— BEGIN —
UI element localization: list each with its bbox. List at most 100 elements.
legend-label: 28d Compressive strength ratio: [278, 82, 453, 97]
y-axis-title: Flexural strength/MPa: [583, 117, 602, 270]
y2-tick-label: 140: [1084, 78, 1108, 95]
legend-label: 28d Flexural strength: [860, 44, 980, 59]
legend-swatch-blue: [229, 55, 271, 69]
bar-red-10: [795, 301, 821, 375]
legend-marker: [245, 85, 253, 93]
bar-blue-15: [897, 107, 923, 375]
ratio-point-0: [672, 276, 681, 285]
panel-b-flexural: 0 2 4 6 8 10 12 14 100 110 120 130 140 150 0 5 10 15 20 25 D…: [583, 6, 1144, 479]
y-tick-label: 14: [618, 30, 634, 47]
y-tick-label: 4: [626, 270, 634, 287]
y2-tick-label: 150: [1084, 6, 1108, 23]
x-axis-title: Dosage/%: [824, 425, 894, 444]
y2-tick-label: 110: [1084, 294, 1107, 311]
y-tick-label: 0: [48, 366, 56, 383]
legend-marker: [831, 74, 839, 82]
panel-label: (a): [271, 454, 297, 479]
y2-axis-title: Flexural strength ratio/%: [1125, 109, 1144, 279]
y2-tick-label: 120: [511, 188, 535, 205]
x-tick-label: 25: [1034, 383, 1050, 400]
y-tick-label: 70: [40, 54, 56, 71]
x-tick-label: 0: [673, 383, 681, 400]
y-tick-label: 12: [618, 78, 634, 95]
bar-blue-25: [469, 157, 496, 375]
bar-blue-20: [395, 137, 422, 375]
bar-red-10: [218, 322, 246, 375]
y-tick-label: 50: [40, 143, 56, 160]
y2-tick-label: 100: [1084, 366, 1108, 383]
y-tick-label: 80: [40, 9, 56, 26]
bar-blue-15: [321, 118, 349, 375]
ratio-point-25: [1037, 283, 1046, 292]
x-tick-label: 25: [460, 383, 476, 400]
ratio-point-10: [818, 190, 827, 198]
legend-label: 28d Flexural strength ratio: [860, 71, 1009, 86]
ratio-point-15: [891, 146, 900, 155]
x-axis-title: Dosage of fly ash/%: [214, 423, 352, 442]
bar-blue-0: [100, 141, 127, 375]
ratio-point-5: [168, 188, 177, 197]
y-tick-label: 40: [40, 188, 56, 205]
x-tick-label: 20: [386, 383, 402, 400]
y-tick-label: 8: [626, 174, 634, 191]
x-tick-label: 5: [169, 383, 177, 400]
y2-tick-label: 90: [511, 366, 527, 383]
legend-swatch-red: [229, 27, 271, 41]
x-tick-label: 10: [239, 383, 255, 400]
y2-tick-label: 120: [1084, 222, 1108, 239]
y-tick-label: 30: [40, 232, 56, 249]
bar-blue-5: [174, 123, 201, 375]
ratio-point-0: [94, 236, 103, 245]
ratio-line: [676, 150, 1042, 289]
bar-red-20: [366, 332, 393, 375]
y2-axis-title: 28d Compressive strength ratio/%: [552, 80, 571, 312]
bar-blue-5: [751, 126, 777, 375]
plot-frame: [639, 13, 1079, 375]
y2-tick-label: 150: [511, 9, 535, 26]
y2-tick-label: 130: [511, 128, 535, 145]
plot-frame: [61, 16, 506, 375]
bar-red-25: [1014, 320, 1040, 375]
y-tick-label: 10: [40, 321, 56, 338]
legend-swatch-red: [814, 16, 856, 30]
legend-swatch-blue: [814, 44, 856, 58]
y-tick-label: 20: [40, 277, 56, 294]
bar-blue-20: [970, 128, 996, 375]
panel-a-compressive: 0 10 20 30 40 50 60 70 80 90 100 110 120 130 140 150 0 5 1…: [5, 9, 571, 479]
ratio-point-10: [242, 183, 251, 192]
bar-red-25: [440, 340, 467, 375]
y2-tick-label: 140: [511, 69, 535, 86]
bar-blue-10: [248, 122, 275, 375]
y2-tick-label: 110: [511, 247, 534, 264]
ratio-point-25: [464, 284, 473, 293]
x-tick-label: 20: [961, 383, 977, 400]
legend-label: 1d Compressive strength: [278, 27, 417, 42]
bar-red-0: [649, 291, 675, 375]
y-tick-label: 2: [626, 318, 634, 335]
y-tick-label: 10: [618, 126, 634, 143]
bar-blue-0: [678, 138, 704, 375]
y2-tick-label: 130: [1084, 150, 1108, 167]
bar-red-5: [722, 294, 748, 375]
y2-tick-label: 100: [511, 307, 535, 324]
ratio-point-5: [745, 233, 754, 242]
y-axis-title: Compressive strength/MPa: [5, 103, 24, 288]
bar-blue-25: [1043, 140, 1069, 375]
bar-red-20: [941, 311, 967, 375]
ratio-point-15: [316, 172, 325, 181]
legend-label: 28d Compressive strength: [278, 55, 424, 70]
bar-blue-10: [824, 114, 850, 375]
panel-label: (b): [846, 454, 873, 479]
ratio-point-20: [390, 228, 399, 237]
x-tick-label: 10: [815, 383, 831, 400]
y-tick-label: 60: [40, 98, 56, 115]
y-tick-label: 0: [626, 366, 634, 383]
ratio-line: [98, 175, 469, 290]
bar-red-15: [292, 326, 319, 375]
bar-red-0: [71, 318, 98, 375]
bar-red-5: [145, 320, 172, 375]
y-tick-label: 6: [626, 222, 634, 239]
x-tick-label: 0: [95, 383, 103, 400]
— END —
**Do this:** Give the material again, replacing every "Flexural strength" with "Bending strength" and leaving everything else unchanged.

**Reply to the task:**
UI element localization: list each with its bbox. List at most 100 elements.
legend-label: 28d Compressive strength ratio: [278, 82, 453, 97]
y-axis-title: Bending strength/MPa: [583, 117, 602, 270]
y2-tick-label: 140: [1084, 78, 1108, 95]
legend-label: 28d Bending strength: [860, 44, 980, 59]
legend-swatch-blue: [229, 55, 271, 69]
bar-red-10: [795, 301, 821, 375]
legend-marker: [245, 85, 253, 93]
bar-blue-15: [897, 107, 923, 375]
ratio-point-0: [672, 276, 681, 285]
panel-b-flexural: 0 2 4 6 8 10 12 14 100 110 120 130 140 150 0 5 10 15 20 25 D…: [583, 6, 1144, 479]
y-tick-label: 14: [618, 30, 634, 47]
y-tick-label: 4: [626, 270, 634, 287]
y2-tick-label: 150: [1084, 6, 1108, 23]
x-axis-title: Dosage/%: [824, 425, 894, 444]
y2-tick-label: 110: [1084, 294, 1107, 311]
y-tick-label: 0: [48, 366, 56, 383]
legend-marker: [831, 74, 839, 82]
panel-label: (a): [271, 454, 297, 479]
y2-axis-title: Bending strength ratio/%: [1125, 109, 1144, 279]
y2-tick-label: 120: [511, 188, 535, 205]
x-tick-label: 25: [1034, 383, 1050, 400]
y-tick-label: 70: [40, 54, 56, 71]
x-tick-label: 0: [673, 383, 681, 400]
y-tick-label: 12: [618, 78, 634, 95]
bar-blue-25: [469, 157, 496, 375]
bar-blue-20: [395, 137, 422, 375]
bar-red-10: [218, 322, 246, 375]
y-tick-label: 50: [40, 143, 56, 160]
y2-tick-label: 100: [1084, 366, 1108, 383]
y-tick-label: 80: [40, 9, 56, 26]
bar-blue-15: [321, 118, 349, 375]
ratio-point-25: [1037, 283, 1046, 292]
x-tick-label: 25: [460, 383, 476, 400]
ratio-point-10: [818, 190, 827, 198]
legend-label: 28d Bending strength ratio: [860, 71, 1009, 86]
ratio-point-15: [891, 146, 900, 155]
x-axis-title: Dosage of fly ash/%: [214, 423, 352, 442]
bar-blue-0: [100, 141, 127, 375]
ratio-point-5: [168, 188, 177, 197]
y-tick-label: 40: [40, 188, 56, 205]
x-tick-label: 20: [386, 383, 402, 400]
y-tick-label: 8: [626, 174, 634, 191]
x-tick-label: 5: [169, 383, 177, 400]
y2-tick-label: 90: [511, 366, 527, 383]
legend-swatch-red: [229, 27, 271, 41]
x-tick-label: 10: [239, 383, 255, 400]
y2-tick-label: 120: [1084, 222, 1108, 239]
y-tick-label: 30: [40, 232, 56, 249]
bar-blue-5: [174, 123, 201, 375]
ratio-point-0: [94, 236, 103, 245]
ratio-line: [676, 150, 1042, 289]
bar-red-20: [366, 332, 393, 375]
y2-axis-title: 28d Compressive strength ratio/%: [552, 80, 571, 312]
bar-blue-5: [751, 126, 777, 375]
plot-frame: [639, 13, 1079, 375]
y2-tick-label: 150: [511, 9, 535, 26]
y2-tick-label: 130: [511, 128, 535, 145]
plot-frame: [61, 16, 506, 375]
bar-red-25: [1014, 320, 1040, 375]
y-tick-label: 10: [40, 321, 56, 338]
legend-swatch-red: [814, 16, 856, 30]
legend-swatch-blue: [814, 44, 856, 58]
y-tick-label: 20: [40, 277, 56, 294]
bar-blue-20: [970, 128, 996, 375]
panel-a-compressive: 0 10 20 30 40 50 60 70 80 90 100 110 120 130 140 150 0 5 1…: [5, 9, 571, 479]
ratio-point-10: [242, 183, 251, 192]
bar-red-25: [440, 340, 467, 375]
y2-tick-label: 140: [511, 69, 535, 86]
bar-blue-10: [248, 122, 275, 375]
y2-tick-label: 110: [511, 247, 534, 264]
ratio-point-25: [464, 284, 473, 293]
x-tick-label: 20: [961, 383, 977, 400]
legend-label: 1d Compressive strength: [278, 27, 417, 42]
bar-red-0: [649, 291, 675, 375]
y-tick-label: 2: [626, 318, 634, 335]
y-tick-label: 10: [618, 126, 634, 143]
bar-blue-0: [678, 138, 704, 375]
y2-tick-label: 130: [1084, 150, 1108, 167]
bar-red-5: [722, 294, 748, 375]
y2-tick-label: 100: [511, 307, 535, 324]
ratio-point-5: [745, 233, 754, 242]
y-axis-title: Compressive strength/MPa: [5, 103, 24, 288]
bar-blue-25: [1043, 140, 1069, 375]
bar-red-20: [941, 311, 967, 375]
ratio-point-15: [316, 172, 325, 181]
legend-label: 28d Compressive strength: [278, 55, 424, 70]
bar-blue-10: [824, 114, 850, 375]
panel-label: (b): [846, 454, 873, 479]
ratio-point-20: [390, 228, 399, 237]
x-tick-label: 10: [815, 383, 831, 400]
y-tick-label: 60: [40, 98, 56, 115]
y-tick-label: 0: [626, 366, 634, 383]
ratio-line: [98, 175, 469, 290]
bar-red-15: [292, 326, 319, 375]
bar-red-0: [71, 318, 98, 375]
bar-red-5: [145, 320, 172, 375]
y-tick-label: 6: [626, 222, 634, 239]
x-tick-label: 0: [95, 383, 103, 400]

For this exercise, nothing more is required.